Instructions to follow → Each record must be retyped in full. No character may differ.

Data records

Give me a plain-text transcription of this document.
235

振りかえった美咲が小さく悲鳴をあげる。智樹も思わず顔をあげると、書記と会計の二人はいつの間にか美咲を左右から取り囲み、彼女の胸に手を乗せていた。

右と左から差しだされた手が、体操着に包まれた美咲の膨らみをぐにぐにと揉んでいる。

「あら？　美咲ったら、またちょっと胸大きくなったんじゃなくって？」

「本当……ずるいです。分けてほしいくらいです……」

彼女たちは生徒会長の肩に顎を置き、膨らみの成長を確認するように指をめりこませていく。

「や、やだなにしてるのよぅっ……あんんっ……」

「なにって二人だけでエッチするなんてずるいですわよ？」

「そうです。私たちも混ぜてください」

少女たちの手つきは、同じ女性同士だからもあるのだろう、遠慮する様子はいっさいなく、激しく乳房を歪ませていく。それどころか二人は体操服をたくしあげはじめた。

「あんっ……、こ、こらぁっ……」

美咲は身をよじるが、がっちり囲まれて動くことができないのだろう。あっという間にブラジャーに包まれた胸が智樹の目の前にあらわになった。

Exercise solution →
Give me a plain-text transcription of this document.
235

振りかえった美咲が小さく悲鳴をあげる。智樹も思わず顔をあげると、書記と会計の二人はいつの間にか美咲を左右から取り囲み、彼女の胸に手を乗せていた。

右と左から差しだされた手が、体操着に包まれた美咲の膨らみをぐにぐにと揉んでいる。

「あら？　美咲ったら、またちょっと胸大きくなったんじゃなくって？」

「本当……ずるいです。分けてほしいくらいです……」

彼女たちは生徒会長の肩に顎を置き、膨らみの成長を確認するように指をめりこませていく。

「や、やだなにしてるのよぅっ……あんんっ……」

「なにって二人だけでエッチするなんてずるいですわよ？」

「そうです。私たちも混ぜてください」

少女たちの手つきは、同じ女性同士だからもあるのだろう、遠慮する様子はいっさいなく、激しく乳房を歪ませていく。それどころか二人は体操服をたくしあげはじめた。

「あんっ……、こ、こらぁっ……」

美咲は身をよじるが、がっちり囲まれて動くことができないのだろう。あっという間にブラジャーに包まれた胸が智樹の目の前にあらわになった。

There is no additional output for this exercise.